[start]

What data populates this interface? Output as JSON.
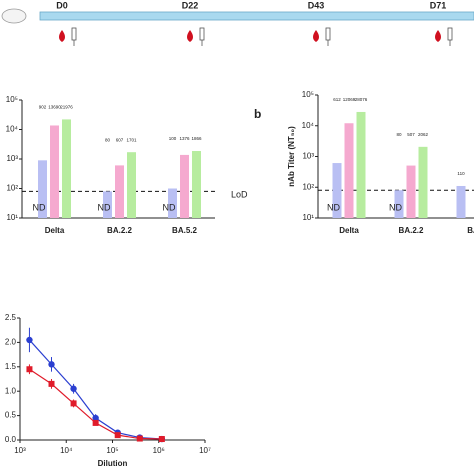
{
  "timeline": {
    "labels": [
      "D0",
      "D22",
      "D43",
      "D71"
    ]
  },
  "chart_data": [
    {
      "type": "bar",
      "log": true,
      "categories": [
        "Delta",
        "BA.2.2",
        "BA.5.2"
      ],
      "series": [
        {
          "name": null,
          "color": "#b9bff3",
          "values": [
            902,
            80,
            100
          ],
          "value_labels": [
            "902",
            "80",
            "100"
          ]
        },
        {
          "name": null,
          "color": "#f5a9cf",
          "values": [
            13690,
            607,
            1376
          ],
          "value_labels": [
            "13690",
            "607",
            "1376"
          ]
        },
        {
          "name": null,
          "color": "#b7ec9f",
          "values": [
            21976,
            1701,
            1866
          ],
          "value_labels": [
            "21976",
            "1701",
            "1866"
          ]
        }
      ],
      "nd_labels": [
        "ND",
        "ND",
        "ND"
      ],
      "lod": 80,
      "lod_label": "LoD",
      "ylim": [
        10,
        100000
      ],
      "yticks": [
        {
          "value": 100000,
          "label": "10⁵"
        },
        {
          "value": 10000,
          "label": "10⁴"
        },
        {
          "value": 1000,
          "label": "10³"
        },
        {
          "value": 100,
          "label": "10²"
        },
        {
          "value": 10,
          "label": "10¹"
        }
      ]
    },
    {
      "type": "bar",
      "log": true,
      "panel": "b",
      "ylabel": "nAb Titer (NT₅₀)",
      "categories": [
        "Delta",
        "BA.2.2",
        "BA"
      ],
      "series": [
        {
          "name": null,
          "color": "#b9bff3",
          "values": [
            612,
            80,
            110
          ],
          "value_labels": [
            "612",
            "80",
            "110"
          ]
        },
        {
          "name": null,
          "color": "#f5a9cf",
          "values": [
            12069,
            507,
            null
          ],
          "value_labels": [
            "12069",
            "507",
            null
          ]
        },
        {
          "name": null,
          "color": "#b7ec9f",
          "values": [
            28076,
            2062,
            null
          ],
          "value_labels": [
            "28076",
            "2062",
            null
          ]
        }
      ],
      "nd_labels": [
        "ND",
        "ND",
        null
      ],
      "lod": 80,
      "ylim": [
        10,
        100000
      ],
      "yticks": [
        {
          "value": 100000,
          "label": "10⁵"
        },
        {
          "value": 10000,
          "label": "10⁴"
        },
        {
          "value": 1000,
          "label": "10³"
        },
        {
          "value": 100,
          "label": "10²"
        },
        {
          "value": 10,
          "label": "10¹"
        }
      ]
    },
    {
      "type": "line",
      "xlog": true,
      "xlabel": "Dilution",
      "x": [
        1600,
        4800,
        14400,
        43200,
        129600,
        388800,
        1166400
      ],
      "series": [
        {
          "name": null,
          "color": "#2b3fd0",
          "marker": "circle",
          "values": [
            2.05,
            1.55,
            1.05,
            0.45,
            0.15,
            0.05,
            0.02
          ],
          "errors": [
            0.25,
            0.15,
            0.1,
            0.08,
            0.04,
            0.02,
            0.01
          ]
        },
        {
          "name": null,
          "color": "#e01b2a",
          "marker": "square",
          "values": [
            1.45,
            1.15,
            0.75,
            0.35,
            0.1,
            0.03,
            0.02
          ],
          "errors": [
            0.1,
            0.1,
            0.08,
            0.05,
            0.03,
            0.02,
            0.01
          ]
        }
      ],
      "xlim": [
        1000,
        10000000
      ],
      "xticks": [
        {
          "value": 1000,
          "label": "10³"
        },
        {
          "value": 10000,
          "label": "10⁴"
        },
        {
          "value": 100000,
          "label": "10⁵"
        },
        {
          "value": 1000000,
          "label": "10⁶"
        },
        {
          "value": 10000000,
          "label": "10⁷"
        }
      ],
      "ylim": [
        0,
        2.5
      ],
      "yticks": [
        2.5,
        {
          "value": 2,
          "label": "2.0"
        },
        1.5,
        {
          "value": 1,
          "label": "1.0"
        },
        0.5,
        {
          "value": 0,
          "label": "0.0"
        }
      ]
    }
  ]
}
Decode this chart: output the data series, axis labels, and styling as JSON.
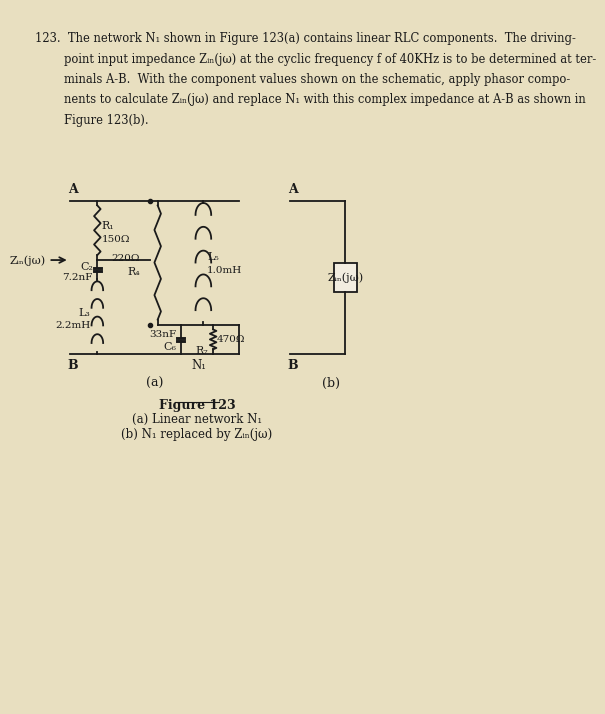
{
  "bg_color": "#e8dfc0",
  "paper_color": "#f2ede0",
  "line_color": "#1a1a1a",
  "text_color": "#1a1a1a",
  "problem_lines": [
    "123.  The network N₁ shown in Figure 123(a) contains linear RLC components.  The driving-",
    "        point input impedance Zᵢₙ(jω) at the cyclic frequency f of 40KHz is to be determined at ter-",
    "        minals A-B.  With the component values shown on the schematic, apply phasor compo-",
    "        nents to calculate Zᵢₙ(jω) and replace N₁ with this complex impedance at A-B as shown in",
    "        Figure 123(b)."
  ],
  "R1_label": "R₁",
  "R1_value": "150Ω",
  "C2_label": "C₂",
  "C2_value": "7.2nF",
  "L3_label": "L₃",
  "L3_value": "2.2mH",
  "R4_label": "R₄",
  "R4_value": "220Ω",
  "L5_label": "L₅",
  "L5_value": "1.0mH",
  "C6_label": "C₆",
  "C6_value": "33nF",
  "R7_label": "R₇",
  "R7_value": "470Ω",
  "N1_label": "N₁",
  "Zin_label": "Zᵢₙ(jω)",
  "label_A": "A",
  "label_B": "B",
  "label_a": "(a)",
  "label_b": "(b)",
  "fig_title": "Figure 123",
  "fig_cap_a": "(a) Linear network N₁",
  "fig_cap_b": "(b) N₁ replaced by Zᵢₙ(jω)"
}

[end]

What is being asked :: Write the listing out a second time exactly, dropping all images.

Full solution ::
What data populates this interface? Output as JSON.
{
  "timeline": {
    "labels": [
      "D0",
      "D22",
      "D43",
      "D71"
    ]
  },
  "chart_data": [
    {
      "type": "bar",
      "log": true,
      "categories": [
        "Delta",
        "BA.2.2",
        "BA.5.2"
      ],
      "series": [
        {
          "name": null,
          "color": "#b9bff3",
          "values": [
            902,
            80,
            100
          ],
          "value_labels": [
            "902",
            "80",
            "100"
          ]
        },
        {
          "name": null,
          "color": "#f5a9cf",
          "values": [
            13690,
            607,
            1376
          ],
          "value_labels": [
            "13690",
            "607",
            "1376"
          ]
        },
        {
          "name": null,
          "color": "#b7ec9f",
          "values": [
            21976,
            1701,
            1866
          ],
          "value_labels": [
            "21976",
            "1701",
            "1866"
          ]
        }
      ],
      "nd_labels": [
        "ND",
        "ND",
        "ND"
      ],
      "lod": 80,
      "lod_label": "LoD",
      "ylim": [
        10,
        100000
      ],
      "yticks": [
        {
          "value": 100000,
          "label": "10⁵"
        },
        {
          "value": 10000,
          "label": "10⁴"
        },
        {
          "value": 1000,
          "label": "10³"
        },
        {
          "value": 100,
          "label": "10²"
        },
        {
          "value": 10,
          "label": "10¹"
        }
      ]
    },
    {
      "type": "bar",
      "log": true,
      "panel": "b",
      "ylabel": "nAb Titer (NT₅₀)",
      "categories": [
        "Delta",
        "BA.2.2",
        "BA"
      ],
      "series": [
        {
          "name": null,
          "color": "#b9bff3",
          "values": [
            612,
            80,
            110
          ],
          "value_labels": [
            "612",
            "80",
            "110"
          ]
        },
        {
          "name": null,
          "color": "#f5a9cf",
          "values": [
            12069,
            507,
            null
          ],
          "value_labels": [
            "12069",
            "507",
            null
          ]
        },
        {
          "name": null,
          "color": "#b7ec9f",
          "values": [
            28076,
            2062,
            null
          ],
          "value_labels": [
            "28076",
            "2062",
            null
          ]
        }
      ],
      "nd_labels": [
        "ND",
        "ND",
        null
      ],
      "lod": 80,
      "ylim": [
        10,
        100000
      ],
      "yticks": [
        {
          "value": 100000,
          "label": "10⁵"
        },
        {
          "value": 10000,
          "label": "10⁴"
        },
        {
          "value": 1000,
          "label": "10³"
        },
        {
          "value": 100,
          "label": "10²"
        },
        {
          "value": 10,
          "label": "10¹"
        }
      ]
    },
    {
      "type": "line",
      "xlog": true,
      "xlabel": "Dilution",
      "x": [
        1600,
        4800,
        14400,
        43200,
        129600,
        388800,
        1166400
      ],
      "series": [
        {
          "name": null,
          "color": "#2b3fd0",
          "marker": "circle",
          "values": [
            2.05,
            1.55,
            1.05,
            0.45,
            0.15,
            0.05,
            0.02
          ],
          "errors": [
            0.25,
            0.15,
            0.1,
            0.08,
            0.04,
            0.02,
            0.01
          ]
        },
        {
          "name": null,
          "color": "#e01b2a",
          "marker": "square",
          "values": [
            1.45,
            1.15,
            0.75,
            0.35,
            0.1,
            0.03,
            0.02
          ],
          "errors": [
            0.1,
            0.1,
            0.08,
            0.05,
            0.03,
            0.02,
            0.01
          ]
        }
      ],
      "xlim": [
        1000,
        10000000
      ],
      "xticks": [
        {
          "value": 1000,
          "label": "10³"
        },
        {
          "value": 10000,
          "label": "10⁴"
        },
        {
          "value": 100000,
          "label": "10⁵"
        },
        {
          "value": 1000000,
          "label": "10⁶"
        },
        {
          "value": 10000000,
          "label": "10⁷"
        }
      ],
      "ylim": [
        0,
        2.5
      ],
      "yticks": [
        2.5,
        {
          "value": 2,
          "label": "2.0"
        },
        1.5,
        {
          "value": 1,
          "label": "1.0"
        },
        0.5,
        {
          "value": 0,
          "label": "0.0"
        }
      ]
    }
  ]
}
Decode this chart: output the data series, axis labels, and styling as JSON.
{
  "bg_color": "#e8dfc0",
  "paper_color": "#f2ede0",
  "line_color": "#1a1a1a",
  "text_color": "#1a1a1a",
  "problem_lines": [
    "123.  The network N₁ shown in Figure 123(a) contains linear RLC components.  The driving-",
    "        point input impedance Zᵢₙ(jω) at the cyclic frequency f of 40KHz is to be determined at ter-",
    "        minals A-B.  With the component values shown on the schematic, apply phasor compo-",
    "        nents to calculate Zᵢₙ(jω) and replace N₁ with this complex impedance at A-B as shown in",
    "        Figure 123(b)."
  ],
  "R1_label": "R₁",
  "R1_value": "150Ω",
  "C2_label": "C₂",
  "C2_value": "7.2nF",
  "L3_label": "L₃",
  "L3_value": "2.2mH",
  "R4_label": "R₄",
  "R4_value": "220Ω",
  "L5_label": "L₅",
  "L5_value": "1.0mH",
  "C6_label": "C₆",
  "C6_value": "33nF",
  "R7_label": "R₇",
  "R7_value": "470Ω",
  "N1_label": "N₁",
  "Zin_label": "Zᵢₙ(jω)",
  "label_A": "A",
  "label_B": "B",
  "label_a": "(a)",
  "label_b": "(b)",
  "fig_title": "Figure 123",
  "fig_cap_a": "(a) Linear network N₁",
  "fig_cap_b": "(b) N₁ replaced by Zᵢₙ(jω)"
}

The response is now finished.